# WHAT YOU HAVE TO DO:
Please change "Percussion 2" to "Perc 2" in the listing below, then write out the whole listing again with nothing else altered.

# EXERCISE DATA:
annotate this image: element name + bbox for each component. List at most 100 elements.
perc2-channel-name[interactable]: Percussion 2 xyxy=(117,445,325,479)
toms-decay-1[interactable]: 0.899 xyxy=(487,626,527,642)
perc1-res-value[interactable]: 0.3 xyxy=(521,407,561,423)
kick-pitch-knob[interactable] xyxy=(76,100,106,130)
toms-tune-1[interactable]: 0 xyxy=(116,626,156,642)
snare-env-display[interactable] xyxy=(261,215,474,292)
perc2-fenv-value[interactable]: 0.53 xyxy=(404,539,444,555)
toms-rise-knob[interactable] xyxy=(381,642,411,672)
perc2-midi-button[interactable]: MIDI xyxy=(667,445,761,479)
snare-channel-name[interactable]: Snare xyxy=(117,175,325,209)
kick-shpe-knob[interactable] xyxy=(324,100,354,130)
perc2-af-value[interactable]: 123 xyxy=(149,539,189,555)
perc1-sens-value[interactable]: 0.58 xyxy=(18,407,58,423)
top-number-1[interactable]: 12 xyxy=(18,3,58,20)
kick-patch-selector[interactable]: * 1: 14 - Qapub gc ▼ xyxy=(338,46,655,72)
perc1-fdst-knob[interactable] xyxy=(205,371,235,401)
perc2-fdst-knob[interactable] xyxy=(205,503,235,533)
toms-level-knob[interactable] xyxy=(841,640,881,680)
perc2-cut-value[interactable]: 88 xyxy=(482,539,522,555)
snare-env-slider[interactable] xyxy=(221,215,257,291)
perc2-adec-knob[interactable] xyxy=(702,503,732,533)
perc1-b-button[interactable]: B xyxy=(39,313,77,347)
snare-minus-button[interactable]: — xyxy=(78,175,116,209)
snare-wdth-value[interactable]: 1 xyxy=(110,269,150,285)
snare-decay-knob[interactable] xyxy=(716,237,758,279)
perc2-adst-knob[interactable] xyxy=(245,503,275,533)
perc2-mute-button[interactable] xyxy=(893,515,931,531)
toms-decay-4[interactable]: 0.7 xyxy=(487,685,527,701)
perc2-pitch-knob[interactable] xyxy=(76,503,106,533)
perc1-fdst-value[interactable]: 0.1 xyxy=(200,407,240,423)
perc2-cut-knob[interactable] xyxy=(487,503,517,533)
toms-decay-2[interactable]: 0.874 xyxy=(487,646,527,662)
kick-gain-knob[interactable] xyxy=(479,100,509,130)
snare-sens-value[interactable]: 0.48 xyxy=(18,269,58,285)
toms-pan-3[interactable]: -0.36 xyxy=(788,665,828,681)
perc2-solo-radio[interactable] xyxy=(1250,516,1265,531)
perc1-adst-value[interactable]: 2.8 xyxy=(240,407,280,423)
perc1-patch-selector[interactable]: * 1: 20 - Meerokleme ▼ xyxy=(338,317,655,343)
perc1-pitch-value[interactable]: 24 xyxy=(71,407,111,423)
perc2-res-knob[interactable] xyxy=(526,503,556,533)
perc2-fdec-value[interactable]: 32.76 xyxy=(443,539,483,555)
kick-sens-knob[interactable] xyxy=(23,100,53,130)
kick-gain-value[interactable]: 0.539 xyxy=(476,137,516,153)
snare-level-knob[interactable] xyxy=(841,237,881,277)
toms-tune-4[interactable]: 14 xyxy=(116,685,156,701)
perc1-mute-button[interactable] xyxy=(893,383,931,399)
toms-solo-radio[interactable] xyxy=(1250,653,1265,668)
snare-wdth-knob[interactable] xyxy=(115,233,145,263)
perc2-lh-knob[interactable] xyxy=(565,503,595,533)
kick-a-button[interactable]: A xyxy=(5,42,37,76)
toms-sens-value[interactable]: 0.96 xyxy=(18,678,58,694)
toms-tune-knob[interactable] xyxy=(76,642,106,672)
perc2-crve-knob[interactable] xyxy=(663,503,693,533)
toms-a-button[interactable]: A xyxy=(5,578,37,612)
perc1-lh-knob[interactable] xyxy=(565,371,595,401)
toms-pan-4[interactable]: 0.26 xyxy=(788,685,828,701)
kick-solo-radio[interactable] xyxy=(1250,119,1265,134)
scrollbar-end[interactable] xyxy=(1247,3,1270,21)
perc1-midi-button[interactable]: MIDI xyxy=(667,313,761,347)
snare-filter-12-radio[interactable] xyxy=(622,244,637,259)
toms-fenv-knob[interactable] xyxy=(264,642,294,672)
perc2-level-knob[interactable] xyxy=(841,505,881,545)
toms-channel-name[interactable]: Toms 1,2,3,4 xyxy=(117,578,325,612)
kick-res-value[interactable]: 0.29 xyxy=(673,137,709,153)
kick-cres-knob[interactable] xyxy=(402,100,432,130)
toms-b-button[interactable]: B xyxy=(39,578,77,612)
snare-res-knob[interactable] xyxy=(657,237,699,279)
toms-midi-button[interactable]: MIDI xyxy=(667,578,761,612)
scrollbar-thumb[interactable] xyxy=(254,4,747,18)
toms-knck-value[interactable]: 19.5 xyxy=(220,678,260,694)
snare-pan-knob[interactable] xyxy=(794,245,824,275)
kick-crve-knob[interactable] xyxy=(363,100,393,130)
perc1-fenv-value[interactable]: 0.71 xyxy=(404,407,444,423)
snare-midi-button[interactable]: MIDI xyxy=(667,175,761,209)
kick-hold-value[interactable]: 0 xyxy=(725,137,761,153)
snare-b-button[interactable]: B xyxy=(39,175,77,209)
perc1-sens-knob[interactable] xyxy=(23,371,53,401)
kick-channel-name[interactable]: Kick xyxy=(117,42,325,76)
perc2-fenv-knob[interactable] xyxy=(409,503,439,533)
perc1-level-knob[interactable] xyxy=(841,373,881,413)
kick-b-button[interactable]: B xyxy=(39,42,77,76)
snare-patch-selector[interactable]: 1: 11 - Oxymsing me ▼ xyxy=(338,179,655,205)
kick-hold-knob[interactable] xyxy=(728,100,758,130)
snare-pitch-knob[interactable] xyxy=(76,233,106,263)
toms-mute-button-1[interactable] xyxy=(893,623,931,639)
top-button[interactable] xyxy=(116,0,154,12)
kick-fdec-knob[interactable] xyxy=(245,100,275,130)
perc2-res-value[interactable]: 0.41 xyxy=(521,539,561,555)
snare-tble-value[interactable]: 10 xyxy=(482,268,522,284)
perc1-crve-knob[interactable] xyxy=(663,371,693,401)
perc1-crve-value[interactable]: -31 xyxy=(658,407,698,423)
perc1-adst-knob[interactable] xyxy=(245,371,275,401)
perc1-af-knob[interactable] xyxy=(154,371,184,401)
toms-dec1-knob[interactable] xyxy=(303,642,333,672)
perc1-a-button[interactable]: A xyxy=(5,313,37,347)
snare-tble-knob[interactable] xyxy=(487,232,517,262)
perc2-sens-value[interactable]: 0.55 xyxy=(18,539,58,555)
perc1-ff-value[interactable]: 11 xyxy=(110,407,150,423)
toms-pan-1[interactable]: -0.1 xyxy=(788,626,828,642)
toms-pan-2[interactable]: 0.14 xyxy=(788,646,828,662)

# THE RESULT:
annotate this image: element name + bbox for each component. List at most 100 elements.
perc2-channel-name[interactable]: Perc 2 xyxy=(117,445,325,479)
toms-decay-1[interactable]: 0.899 xyxy=(487,626,527,642)
perc1-res-value[interactable]: 0.3 xyxy=(521,407,561,423)
kick-pitch-knob[interactable] xyxy=(76,100,106,130)
toms-tune-1[interactable]: 0 xyxy=(116,626,156,642)
snare-env-display[interactable] xyxy=(261,215,474,292)
perc2-fenv-value[interactable]: 0.53 xyxy=(404,539,444,555)
toms-rise-knob[interactable] xyxy=(381,642,411,672)
perc2-midi-button[interactable]: MIDI xyxy=(667,445,761,479)
snare-channel-name[interactable]: Snare xyxy=(117,175,325,209)
kick-shpe-knob[interactable] xyxy=(324,100,354,130)
perc2-af-value[interactable]: 123 xyxy=(149,539,189,555)
perc1-sens-value[interactable]: 0.58 xyxy=(18,407,58,423)
top-number-1[interactable]: 12 xyxy=(18,3,58,20)
kick-patch-selector[interactable]: * 1: 14 - Qapub gc ▼ xyxy=(338,46,655,72)
perc1-fdst-knob[interactable] xyxy=(205,371,235,401)
perc2-fdst-knob[interactable] xyxy=(205,503,235,533)
toms-level-knob[interactable] xyxy=(841,640,881,680)
perc2-cut-value[interactable]: 88 xyxy=(482,539,522,555)
snare-env-slider[interactable] xyxy=(221,215,257,291)
perc2-adec-knob[interactable] xyxy=(702,503,732,533)
perc1-b-button[interactable]: B xyxy=(39,313,77,347)
snare-minus-button[interactable]: — xyxy=(78,175,116,209)
snare-wdth-value[interactable]: 1 xyxy=(110,269,150,285)
snare-decay-knob[interactable] xyxy=(716,237,758,279)
perc2-adst-knob[interactable] xyxy=(245,503,275,533)
perc2-mute-button[interactable] xyxy=(893,515,931,531)
toms-decay-4[interactable]: 0.7 xyxy=(487,685,527,701)
perc2-pitch-knob[interactable] xyxy=(76,503,106,533)
perc1-fdst-value[interactable]: 0.1 xyxy=(200,407,240,423)
perc2-cut-knob[interactable] xyxy=(487,503,517,533)
toms-decay-2[interactable]: 0.874 xyxy=(487,646,527,662)
kick-gain-knob[interactable] xyxy=(479,100,509,130)
snare-sens-value[interactable]: 0.48 xyxy=(18,269,58,285)
toms-pan-3[interactable]: -0.36 xyxy=(788,665,828,681)
perc2-solo-radio[interactable] xyxy=(1250,516,1265,531)
perc1-adst-value[interactable]: 2.8 xyxy=(240,407,280,423)
perc1-patch-selector[interactable]: * 1: 20 - Meerokleme ▼ xyxy=(338,317,655,343)
perc1-pitch-value[interactable]: 24 xyxy=(71,407,111,423)
perc2-res-knob[interactable] xyxy=(526,503,556,533)
perc2-fdec-value[interactable]: 32.76 xyxy=(443,539,483,555)
kick-sens-knob[interactable] xyxy=(23,100,53,130)
kick-gain-value[interactable]: 0.539 xyxy=(476,137,516,153)
snare-level-knob[interactable] xyxy=(841,237,881,277)
toms-tune-4[interactable]: 14 xyxy=(116,685,156,701)
perc1-mute-button[interactable] xyxy=(893,383,931,399)
toms-solo-radio[interactable] xyxy=(1250,653,1265,668)
snare-wdth-knob[interactable] xyxy=(115,233,145,263)
perc2-lh-knob[interactable] xyxy=(565,503,595,533)
kick-a-button[interactable]: A xyxy=(5,42,37,76)
toms-sens-value[interactable]: 0.96 xyxy=(18,678,58,694)
toms-tune-knob[interactable] xyxy=(76,642,106,672)
perc2-crve-knob[interactable] xyxy=(663,503,693,533)
toms-a-button[interactable]: A xyxy=(5,578,37,612)
perc1-lh-knob[interactable] xyxy=(565,371,595,401)
toms-pan-4[interactable]: 0.26 xyxy=(788,685,828,701)
kick-solo-radio[interactable] xyxy=(1250,119,1265,134)
scrollbar-end[interactable] xyxy=(1247,3,1270,21)
perc1-midi-button[interactable]: MIDI xyxy=(667,313,761,347)
snare-filter-12-radio[interactable] xyxy=(622,244,637,259)
toms-fenv-knob[interactable] xyxy=(264,642,294,672)
perc2-level-knob[interactable] xyxy=(841,505,881,545)
toms-channel-name[interactable]: Toms 1,2,3,4 xyxy=(117,578,325,612)
kick-res-value[interactable]: 0.29 xyxy=(673,137,709,153)
kick-cres-knob[interactable] xyxy=(402,100,432,130)
toms-b-button[interactable]: B xyxy=(39,578,77,612)
snare-res-knob[interactable] xyxy=(657,237,699,279)
toms-midi-button[interactable]: MIDI xyxy=(667,578,761,612)
scrollbar-thumb[interactable] xyxy=(254,4,747,18)
toms-knck-value[interactable]: 19.5 xyxy=(220,678,260,694)
snare-pan-knob[interactable] xyxy=(794,245,824,275)
kick-crve-knob[interactable] xyxy=(363,100,393,130)
perc1-fenv-value[interactable]: 0.71 xyxy=(404,407,444,423)
snare-midi-button[interactable]: MIDI xyxy=(667,175,761,209)
kick-hold-value[interactable]: 0 xyxy=(725,137,761,153)
snare-b-button[interactable]: B xyxy=(39,175,77,209)
perc1-sens-knob[interactable] xyxy=(23,371,53,401)
kick-channel-name[interactable]: Kick xyxy=(117,42,325,76)
perc2-fenv-knob[interactable] xyxy=(409,503,439,533)
perc1-level-knob[interactable] xyxy=(841,373,881,413)
kick-b-button[interactable]: B xyxy=(39,42,77,76)
snare-patch-selector[interactable]: 1: 11 - Oxymsing me ▼ xyxy=(338,179,655,205)
kick-hold-knob[interactable] xyxy=(728,100,758,130)
snare-pitch-knob[interactable] xyxy=(76,233,106,263)
toms-mute-button-1[interactable] xyxy=(893,623,931,639)
top-button[interactable] xyxy=(116,0,154,12)
kick-fdec-knob[interactable] xyxy=(245,100,275,130)
perc2-res-value[interactable]: 0.41 xyxy=(521,539,561,555)
snare-tble-value[interactable]: 10 xyxy=(482,268,522,284)
perc1-crve-knob[interactable] xyxy=(663,371,693,401)
perc1-crve-value[interactable]: -31 xyxy=(658,407,698,423)
perc1-adst-knob[interactable] xyxy=(245,371,275,401)
perc1-af-knob[interactable] xyxy=(154,371,184,401)
toms-dec1-knob[interactable] xyxy=(303,642,333,672)
perc1-a-button[interactable]: A xyxy=(5,313,37,347)
snare-tble-knob[interactable] xyxy=(487,232,517,262)
perc2-sens-value[interactable]: 0.55 xyxy=(18,539,58,555)
perc1-ff-value[interactable]: 11 xyxy=(110,407,150,423)
toms-pan-1[interactable]: -0.1 xyxy=(788,626,828,642)
toms-pan-2[interactable]: 0.14 xyxy=(788,646,828,662)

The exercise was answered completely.